Begin

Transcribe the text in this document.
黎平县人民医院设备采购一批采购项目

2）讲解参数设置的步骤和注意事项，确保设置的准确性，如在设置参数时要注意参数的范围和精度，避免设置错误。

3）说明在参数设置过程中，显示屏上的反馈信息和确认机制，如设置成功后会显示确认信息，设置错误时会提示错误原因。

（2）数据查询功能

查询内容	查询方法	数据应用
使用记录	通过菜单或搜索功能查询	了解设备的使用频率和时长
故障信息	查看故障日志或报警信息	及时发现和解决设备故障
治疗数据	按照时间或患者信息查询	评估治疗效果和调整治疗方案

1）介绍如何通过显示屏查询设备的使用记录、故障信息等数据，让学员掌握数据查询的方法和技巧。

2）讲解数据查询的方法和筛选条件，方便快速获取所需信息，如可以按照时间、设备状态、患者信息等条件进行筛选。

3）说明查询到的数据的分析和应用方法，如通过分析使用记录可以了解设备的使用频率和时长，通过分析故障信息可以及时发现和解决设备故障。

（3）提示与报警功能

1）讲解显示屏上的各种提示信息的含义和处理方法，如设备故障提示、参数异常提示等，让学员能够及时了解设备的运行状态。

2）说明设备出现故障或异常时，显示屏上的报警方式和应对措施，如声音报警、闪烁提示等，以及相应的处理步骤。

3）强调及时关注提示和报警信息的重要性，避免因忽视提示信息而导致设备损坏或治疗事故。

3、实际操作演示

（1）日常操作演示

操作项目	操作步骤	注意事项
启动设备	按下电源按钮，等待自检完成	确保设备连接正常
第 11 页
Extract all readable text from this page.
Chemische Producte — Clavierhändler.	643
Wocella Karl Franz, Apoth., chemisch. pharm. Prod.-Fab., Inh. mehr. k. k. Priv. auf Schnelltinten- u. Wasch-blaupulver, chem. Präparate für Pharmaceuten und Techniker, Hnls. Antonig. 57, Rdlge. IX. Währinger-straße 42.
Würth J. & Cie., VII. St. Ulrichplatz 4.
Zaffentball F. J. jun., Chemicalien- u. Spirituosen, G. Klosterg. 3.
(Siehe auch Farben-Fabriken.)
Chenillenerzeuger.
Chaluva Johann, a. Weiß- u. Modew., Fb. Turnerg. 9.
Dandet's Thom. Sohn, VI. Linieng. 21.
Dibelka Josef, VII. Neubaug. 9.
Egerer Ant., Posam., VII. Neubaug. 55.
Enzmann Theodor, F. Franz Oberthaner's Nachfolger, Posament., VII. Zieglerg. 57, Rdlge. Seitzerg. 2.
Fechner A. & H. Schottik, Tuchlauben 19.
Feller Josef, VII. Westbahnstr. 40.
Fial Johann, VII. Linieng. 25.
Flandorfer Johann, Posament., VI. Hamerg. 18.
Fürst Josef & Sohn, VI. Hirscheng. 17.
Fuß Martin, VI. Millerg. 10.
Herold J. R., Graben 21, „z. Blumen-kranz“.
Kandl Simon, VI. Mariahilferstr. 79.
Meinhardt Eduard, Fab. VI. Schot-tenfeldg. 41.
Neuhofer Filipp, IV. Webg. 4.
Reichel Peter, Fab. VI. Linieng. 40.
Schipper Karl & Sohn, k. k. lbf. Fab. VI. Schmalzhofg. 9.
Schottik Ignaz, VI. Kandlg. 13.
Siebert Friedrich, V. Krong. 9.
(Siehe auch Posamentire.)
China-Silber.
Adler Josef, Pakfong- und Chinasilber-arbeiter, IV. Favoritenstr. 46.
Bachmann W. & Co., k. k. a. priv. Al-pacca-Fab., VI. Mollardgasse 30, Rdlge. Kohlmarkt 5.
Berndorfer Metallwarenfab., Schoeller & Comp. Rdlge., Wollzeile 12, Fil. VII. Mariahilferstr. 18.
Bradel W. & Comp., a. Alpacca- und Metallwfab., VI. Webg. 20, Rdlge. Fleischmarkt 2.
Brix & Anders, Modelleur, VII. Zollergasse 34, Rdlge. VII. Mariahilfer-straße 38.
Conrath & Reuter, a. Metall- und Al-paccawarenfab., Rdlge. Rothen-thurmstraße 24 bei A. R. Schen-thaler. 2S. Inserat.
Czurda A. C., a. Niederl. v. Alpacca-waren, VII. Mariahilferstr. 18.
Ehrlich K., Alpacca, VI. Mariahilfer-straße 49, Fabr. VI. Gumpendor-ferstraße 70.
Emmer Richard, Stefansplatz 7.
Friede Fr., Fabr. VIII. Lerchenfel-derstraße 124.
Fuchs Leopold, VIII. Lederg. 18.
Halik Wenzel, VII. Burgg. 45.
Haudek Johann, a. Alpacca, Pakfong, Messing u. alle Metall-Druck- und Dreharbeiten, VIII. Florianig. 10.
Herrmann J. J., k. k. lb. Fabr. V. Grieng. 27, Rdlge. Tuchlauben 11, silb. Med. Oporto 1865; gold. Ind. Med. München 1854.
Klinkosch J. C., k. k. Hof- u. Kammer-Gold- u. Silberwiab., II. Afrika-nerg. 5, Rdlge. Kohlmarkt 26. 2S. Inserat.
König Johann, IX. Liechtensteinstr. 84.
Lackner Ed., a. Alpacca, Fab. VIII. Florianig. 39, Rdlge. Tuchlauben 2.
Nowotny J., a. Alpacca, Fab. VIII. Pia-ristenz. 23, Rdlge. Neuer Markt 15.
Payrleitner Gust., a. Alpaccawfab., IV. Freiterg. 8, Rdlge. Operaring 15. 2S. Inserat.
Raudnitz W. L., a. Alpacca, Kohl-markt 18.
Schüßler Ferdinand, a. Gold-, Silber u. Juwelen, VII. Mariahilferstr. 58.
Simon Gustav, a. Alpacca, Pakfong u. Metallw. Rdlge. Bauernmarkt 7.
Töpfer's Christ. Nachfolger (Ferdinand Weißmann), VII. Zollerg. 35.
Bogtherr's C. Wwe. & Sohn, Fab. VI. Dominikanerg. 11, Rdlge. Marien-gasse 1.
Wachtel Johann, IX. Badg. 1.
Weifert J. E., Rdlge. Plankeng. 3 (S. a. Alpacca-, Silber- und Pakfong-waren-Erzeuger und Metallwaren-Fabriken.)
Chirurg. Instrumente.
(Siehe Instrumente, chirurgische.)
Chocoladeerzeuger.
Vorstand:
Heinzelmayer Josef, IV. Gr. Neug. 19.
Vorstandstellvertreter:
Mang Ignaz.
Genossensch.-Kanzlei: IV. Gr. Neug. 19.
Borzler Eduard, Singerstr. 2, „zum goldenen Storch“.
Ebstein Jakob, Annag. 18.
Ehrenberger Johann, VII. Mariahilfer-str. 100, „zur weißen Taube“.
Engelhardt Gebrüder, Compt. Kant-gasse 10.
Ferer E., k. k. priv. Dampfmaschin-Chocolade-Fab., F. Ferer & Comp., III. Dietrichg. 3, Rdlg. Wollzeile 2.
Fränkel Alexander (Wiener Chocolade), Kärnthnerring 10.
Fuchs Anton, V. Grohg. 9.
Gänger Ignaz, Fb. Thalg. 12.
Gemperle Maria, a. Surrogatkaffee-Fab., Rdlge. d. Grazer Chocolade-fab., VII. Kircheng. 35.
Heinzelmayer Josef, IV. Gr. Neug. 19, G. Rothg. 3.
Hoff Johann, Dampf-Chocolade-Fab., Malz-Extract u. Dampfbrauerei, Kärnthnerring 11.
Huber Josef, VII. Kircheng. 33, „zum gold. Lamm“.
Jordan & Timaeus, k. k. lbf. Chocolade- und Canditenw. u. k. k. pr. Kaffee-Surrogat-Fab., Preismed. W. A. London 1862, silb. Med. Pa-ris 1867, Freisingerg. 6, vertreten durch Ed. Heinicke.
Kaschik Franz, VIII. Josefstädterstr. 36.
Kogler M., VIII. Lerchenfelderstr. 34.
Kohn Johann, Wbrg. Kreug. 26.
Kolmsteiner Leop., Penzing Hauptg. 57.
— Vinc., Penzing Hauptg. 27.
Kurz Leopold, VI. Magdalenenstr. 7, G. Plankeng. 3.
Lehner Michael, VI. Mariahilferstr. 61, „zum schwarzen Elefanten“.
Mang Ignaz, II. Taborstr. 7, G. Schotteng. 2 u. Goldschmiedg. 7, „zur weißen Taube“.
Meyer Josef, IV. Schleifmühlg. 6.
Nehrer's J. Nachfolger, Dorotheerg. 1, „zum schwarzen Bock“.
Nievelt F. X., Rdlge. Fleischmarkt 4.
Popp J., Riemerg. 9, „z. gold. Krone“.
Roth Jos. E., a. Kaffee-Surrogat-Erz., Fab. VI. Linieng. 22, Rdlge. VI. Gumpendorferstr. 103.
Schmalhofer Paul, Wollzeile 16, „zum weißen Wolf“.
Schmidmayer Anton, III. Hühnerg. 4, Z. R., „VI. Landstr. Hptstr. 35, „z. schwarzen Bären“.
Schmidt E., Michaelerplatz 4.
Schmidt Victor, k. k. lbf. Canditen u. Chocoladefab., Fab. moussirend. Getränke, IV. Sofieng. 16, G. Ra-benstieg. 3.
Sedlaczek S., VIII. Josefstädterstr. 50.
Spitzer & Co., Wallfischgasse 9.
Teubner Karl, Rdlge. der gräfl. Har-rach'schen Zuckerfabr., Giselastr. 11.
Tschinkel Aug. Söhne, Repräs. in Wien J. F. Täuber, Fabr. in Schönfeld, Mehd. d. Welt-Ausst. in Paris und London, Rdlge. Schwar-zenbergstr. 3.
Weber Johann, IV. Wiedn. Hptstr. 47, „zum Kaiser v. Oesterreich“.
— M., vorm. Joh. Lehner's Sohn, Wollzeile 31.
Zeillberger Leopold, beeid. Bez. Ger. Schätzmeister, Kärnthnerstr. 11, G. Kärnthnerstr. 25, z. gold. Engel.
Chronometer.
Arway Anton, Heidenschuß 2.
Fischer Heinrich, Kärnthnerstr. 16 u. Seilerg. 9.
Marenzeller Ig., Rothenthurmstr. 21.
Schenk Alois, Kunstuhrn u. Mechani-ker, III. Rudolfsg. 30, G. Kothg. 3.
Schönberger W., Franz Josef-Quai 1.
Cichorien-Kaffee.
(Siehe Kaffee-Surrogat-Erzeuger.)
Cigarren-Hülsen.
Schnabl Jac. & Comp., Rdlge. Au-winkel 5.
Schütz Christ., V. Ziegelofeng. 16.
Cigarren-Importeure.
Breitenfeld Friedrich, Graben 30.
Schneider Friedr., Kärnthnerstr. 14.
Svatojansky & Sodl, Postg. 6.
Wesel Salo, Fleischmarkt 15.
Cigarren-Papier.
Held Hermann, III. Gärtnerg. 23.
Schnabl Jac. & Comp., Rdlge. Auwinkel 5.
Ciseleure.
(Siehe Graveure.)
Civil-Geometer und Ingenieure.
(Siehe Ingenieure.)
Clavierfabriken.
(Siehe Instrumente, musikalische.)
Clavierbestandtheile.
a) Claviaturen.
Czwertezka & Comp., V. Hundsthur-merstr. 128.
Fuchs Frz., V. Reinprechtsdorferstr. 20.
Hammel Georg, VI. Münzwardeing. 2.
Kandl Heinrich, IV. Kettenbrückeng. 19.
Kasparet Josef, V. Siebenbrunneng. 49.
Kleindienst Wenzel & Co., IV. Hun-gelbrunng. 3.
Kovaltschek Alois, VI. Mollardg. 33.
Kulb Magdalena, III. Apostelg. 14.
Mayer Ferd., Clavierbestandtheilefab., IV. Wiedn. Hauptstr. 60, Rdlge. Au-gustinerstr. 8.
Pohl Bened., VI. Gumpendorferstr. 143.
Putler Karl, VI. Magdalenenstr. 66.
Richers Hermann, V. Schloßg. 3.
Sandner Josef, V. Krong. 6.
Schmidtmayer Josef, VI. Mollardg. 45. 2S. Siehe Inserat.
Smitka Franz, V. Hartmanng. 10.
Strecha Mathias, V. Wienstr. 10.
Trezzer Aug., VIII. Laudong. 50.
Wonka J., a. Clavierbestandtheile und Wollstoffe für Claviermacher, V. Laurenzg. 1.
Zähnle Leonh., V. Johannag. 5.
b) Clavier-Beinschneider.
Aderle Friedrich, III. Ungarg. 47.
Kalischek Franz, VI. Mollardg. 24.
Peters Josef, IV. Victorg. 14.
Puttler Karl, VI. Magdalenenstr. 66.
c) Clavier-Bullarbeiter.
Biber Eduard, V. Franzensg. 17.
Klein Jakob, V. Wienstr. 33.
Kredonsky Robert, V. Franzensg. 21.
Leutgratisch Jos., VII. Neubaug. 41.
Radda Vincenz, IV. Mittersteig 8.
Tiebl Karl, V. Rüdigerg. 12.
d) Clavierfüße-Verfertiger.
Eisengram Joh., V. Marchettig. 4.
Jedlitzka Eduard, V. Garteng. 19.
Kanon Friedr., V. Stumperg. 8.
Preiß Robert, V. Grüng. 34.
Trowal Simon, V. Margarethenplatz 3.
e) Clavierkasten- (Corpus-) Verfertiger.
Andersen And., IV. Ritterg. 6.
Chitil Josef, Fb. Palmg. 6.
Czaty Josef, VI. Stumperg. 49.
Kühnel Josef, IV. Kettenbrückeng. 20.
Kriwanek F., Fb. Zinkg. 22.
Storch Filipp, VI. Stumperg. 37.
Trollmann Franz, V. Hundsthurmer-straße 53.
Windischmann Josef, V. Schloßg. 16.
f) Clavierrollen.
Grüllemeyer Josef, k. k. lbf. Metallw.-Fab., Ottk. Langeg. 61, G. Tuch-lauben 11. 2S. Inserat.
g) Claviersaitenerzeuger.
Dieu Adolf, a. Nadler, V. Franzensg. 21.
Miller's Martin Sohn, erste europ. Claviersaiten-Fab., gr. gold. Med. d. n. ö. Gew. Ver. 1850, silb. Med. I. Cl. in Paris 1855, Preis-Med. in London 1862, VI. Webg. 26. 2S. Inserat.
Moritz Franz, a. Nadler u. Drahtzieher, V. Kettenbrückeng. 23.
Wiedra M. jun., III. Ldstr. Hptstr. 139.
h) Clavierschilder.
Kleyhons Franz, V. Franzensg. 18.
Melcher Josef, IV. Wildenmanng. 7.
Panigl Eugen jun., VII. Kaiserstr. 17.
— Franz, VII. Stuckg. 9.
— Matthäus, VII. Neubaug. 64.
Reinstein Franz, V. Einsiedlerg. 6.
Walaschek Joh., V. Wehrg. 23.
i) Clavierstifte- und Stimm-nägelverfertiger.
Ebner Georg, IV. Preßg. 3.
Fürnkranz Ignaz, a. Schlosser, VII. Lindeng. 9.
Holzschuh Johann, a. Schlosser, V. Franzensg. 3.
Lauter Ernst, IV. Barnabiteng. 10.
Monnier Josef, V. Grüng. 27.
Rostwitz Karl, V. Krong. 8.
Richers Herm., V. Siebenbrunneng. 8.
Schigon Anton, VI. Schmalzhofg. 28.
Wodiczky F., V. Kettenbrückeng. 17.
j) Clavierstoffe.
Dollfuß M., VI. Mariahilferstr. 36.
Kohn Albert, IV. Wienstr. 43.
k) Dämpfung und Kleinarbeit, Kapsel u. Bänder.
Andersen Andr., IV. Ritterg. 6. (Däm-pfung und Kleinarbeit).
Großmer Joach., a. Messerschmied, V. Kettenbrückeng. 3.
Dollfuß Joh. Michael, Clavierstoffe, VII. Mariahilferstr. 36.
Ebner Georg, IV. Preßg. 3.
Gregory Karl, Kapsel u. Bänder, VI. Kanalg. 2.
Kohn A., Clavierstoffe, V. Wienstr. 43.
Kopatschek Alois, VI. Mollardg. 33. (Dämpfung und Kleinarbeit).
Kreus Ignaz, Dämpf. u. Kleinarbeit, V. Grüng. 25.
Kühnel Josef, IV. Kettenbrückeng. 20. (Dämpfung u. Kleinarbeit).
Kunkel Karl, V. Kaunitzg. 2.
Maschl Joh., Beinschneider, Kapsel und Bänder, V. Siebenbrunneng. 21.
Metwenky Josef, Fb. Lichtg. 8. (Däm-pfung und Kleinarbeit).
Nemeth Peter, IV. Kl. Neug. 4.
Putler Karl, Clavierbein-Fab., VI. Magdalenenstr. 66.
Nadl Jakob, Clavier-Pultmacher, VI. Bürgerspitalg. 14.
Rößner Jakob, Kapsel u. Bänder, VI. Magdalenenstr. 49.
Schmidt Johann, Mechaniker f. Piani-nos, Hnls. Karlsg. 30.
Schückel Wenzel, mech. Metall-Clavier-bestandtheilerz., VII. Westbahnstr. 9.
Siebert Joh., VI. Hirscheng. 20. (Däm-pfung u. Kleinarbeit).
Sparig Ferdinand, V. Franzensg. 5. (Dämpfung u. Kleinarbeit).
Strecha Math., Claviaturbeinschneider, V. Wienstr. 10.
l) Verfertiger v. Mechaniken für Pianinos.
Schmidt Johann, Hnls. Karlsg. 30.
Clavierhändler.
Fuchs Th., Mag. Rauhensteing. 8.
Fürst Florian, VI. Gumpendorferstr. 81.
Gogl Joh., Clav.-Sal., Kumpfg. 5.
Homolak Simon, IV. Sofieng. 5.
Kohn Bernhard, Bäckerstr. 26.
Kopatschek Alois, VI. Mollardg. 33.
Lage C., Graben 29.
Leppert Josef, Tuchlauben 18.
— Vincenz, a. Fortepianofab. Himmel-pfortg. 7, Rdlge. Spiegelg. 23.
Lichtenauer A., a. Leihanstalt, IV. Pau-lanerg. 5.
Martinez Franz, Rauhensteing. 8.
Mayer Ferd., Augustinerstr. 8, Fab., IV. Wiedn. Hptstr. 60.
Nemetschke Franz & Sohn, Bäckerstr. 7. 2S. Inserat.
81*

End

* YOUR GOAL *
Every line of the records that includes the word "Clavierstoffe" should be gathered.

* ANSWER TO THE PROBLEM *
j) Clavierstoffe.
Dollfuß Joh. Michael, Clavierstoffe, VII. Mariahilferstr. 36.
Kohn A., Clavierstoffe, V. Wienstr. 43.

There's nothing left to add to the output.